● **Goal**
Scan the material that follows. Copy every line containing the word "quartile".

● **Items**
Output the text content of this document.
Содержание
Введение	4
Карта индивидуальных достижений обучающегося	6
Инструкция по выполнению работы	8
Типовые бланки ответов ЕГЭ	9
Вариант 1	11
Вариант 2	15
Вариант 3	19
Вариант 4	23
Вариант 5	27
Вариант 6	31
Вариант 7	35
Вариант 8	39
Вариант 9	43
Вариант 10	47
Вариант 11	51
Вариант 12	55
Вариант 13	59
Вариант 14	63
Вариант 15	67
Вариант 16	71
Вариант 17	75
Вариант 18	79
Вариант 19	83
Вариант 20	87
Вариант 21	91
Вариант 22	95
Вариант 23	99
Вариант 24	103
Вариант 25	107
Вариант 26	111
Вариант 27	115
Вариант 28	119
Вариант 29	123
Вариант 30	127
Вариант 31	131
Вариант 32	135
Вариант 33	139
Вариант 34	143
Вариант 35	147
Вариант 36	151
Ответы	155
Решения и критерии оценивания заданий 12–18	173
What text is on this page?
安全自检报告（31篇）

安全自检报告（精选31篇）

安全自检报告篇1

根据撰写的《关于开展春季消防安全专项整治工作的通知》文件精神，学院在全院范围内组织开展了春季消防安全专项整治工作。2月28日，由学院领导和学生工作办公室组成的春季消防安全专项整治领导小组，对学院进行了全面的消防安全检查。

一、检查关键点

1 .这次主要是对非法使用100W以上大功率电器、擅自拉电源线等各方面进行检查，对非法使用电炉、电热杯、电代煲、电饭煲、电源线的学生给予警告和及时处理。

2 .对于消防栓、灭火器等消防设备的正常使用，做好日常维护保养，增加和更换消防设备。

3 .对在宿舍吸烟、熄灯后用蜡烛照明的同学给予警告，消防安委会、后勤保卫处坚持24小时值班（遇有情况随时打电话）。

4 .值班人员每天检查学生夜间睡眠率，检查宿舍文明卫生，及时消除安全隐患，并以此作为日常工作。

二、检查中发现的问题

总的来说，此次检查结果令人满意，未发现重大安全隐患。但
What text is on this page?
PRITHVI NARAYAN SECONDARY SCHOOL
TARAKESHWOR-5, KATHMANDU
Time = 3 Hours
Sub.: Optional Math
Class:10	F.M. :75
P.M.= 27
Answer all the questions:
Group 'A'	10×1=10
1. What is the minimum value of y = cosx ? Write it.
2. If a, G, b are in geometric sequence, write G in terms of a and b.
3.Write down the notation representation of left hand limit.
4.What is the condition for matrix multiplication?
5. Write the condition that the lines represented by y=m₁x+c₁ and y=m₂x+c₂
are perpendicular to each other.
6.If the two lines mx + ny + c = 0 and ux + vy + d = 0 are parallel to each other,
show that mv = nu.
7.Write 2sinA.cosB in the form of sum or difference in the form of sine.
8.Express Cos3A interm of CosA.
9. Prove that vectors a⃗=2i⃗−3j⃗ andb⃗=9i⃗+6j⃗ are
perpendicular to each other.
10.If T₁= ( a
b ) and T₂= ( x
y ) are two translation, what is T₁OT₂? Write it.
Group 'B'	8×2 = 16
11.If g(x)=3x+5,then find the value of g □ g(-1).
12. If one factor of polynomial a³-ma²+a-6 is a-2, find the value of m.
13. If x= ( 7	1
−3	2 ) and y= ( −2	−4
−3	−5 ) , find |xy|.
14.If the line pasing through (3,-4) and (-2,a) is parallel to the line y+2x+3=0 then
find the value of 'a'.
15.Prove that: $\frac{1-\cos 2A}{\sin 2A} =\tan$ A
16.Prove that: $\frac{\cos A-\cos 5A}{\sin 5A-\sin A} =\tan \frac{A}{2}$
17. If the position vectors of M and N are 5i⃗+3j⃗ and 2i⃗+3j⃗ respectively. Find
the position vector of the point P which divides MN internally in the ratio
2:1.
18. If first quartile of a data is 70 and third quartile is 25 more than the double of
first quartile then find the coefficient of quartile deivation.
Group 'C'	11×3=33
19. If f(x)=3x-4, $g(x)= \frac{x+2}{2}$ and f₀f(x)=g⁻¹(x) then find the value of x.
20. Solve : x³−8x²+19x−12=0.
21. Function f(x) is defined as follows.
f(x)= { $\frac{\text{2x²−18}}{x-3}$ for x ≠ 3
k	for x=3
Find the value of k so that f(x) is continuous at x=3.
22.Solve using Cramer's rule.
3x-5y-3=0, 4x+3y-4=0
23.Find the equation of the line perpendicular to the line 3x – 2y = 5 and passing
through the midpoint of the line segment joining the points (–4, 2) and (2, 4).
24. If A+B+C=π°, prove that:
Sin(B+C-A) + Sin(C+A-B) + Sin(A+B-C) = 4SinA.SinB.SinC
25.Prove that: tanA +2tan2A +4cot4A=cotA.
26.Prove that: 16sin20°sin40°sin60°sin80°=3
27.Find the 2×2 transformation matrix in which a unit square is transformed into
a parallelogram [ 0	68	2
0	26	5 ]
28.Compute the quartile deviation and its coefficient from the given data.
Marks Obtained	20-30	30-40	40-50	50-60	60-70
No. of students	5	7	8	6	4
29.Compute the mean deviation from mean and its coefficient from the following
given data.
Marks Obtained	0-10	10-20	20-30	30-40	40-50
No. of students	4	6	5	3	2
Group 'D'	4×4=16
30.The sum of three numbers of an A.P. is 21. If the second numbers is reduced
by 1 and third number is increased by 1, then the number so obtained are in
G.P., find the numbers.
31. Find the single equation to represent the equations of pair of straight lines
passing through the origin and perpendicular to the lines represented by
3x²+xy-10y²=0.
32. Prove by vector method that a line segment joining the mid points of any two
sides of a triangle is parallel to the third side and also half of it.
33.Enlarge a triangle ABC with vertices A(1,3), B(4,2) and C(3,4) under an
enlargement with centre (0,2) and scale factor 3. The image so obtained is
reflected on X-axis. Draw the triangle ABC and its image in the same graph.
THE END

● **Full output**
18. If first quartile of a data is 70 and third quartile is 25 more than the double of
first quartile then find the coefficient of quartile deivation.
28.Compute the quartile deviation and its coefficient from the given data.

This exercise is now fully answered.